## [THE TASK]
Repeat exactly the lines of the listing from the line containing "Read all visible content and emit it as JSON." through its last line, and nothing beyond them.

## [EXTRACTED DATA]
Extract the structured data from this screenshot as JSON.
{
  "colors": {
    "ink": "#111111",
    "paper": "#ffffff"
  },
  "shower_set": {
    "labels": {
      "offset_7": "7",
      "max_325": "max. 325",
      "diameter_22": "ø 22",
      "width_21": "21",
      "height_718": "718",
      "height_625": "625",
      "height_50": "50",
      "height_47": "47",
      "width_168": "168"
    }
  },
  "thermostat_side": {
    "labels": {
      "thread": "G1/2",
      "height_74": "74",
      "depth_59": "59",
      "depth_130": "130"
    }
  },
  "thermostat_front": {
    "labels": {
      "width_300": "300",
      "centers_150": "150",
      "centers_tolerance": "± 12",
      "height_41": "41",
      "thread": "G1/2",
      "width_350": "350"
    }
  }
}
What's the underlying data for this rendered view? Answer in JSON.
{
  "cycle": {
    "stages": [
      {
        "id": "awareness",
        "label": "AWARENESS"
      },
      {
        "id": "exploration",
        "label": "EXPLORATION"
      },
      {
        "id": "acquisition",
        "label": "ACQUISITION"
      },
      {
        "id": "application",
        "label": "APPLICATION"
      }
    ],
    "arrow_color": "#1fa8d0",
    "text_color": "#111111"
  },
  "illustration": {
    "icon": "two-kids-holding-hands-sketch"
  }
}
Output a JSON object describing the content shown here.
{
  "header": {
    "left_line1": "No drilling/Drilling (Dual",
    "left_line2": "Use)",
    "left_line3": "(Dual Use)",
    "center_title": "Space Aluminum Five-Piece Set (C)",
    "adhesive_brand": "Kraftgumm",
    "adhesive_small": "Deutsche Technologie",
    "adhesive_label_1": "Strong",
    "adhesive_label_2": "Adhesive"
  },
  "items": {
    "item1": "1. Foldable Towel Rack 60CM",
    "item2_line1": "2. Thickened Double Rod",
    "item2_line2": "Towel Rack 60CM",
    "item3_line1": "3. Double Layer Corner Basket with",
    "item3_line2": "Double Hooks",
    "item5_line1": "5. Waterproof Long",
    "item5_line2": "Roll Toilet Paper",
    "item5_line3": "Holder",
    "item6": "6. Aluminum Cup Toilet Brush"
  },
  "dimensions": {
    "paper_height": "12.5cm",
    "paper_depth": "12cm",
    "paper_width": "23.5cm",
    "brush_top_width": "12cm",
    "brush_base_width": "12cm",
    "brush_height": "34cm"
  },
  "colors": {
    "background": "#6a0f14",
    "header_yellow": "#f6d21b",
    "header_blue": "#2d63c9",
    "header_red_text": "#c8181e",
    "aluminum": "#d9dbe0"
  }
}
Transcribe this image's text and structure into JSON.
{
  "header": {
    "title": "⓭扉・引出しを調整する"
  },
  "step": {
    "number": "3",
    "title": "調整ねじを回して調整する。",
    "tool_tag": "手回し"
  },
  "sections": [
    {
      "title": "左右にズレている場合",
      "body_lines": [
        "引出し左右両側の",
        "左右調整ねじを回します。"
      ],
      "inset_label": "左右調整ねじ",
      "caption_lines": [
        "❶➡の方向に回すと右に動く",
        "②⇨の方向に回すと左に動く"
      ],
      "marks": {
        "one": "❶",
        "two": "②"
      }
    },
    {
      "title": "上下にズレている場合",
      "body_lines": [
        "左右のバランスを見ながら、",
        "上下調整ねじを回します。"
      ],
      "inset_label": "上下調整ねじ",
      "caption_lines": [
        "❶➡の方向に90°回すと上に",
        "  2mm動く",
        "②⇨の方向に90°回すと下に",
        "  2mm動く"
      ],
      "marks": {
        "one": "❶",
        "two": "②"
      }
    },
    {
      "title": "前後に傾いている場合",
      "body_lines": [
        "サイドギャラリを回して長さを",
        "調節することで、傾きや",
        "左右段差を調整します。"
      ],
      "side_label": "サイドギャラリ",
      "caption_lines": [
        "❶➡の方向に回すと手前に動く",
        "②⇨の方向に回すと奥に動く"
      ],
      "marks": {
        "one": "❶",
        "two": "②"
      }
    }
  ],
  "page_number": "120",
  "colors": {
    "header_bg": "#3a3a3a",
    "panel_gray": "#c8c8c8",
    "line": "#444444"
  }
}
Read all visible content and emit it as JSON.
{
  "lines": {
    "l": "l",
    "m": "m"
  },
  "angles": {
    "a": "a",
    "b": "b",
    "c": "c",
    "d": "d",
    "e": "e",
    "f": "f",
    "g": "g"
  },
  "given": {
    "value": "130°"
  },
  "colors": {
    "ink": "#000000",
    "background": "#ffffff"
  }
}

## [REPLY TO THE TASK]
Read all visible content and emit it as JSON.
{
  "lines": {
    "l": "l",
    "m": "m"
  },
  "angles": {
    "a": "a",
    "b": "b",
    "c": "c",
    "d": "d",
    "e": "e",
    "f": "f",
    "g": "g"
  },
  "given": {
    "value": "130°"
  },
  "colors": {
    "ink": "#000000",
    "background": "#ffffff"
  }
}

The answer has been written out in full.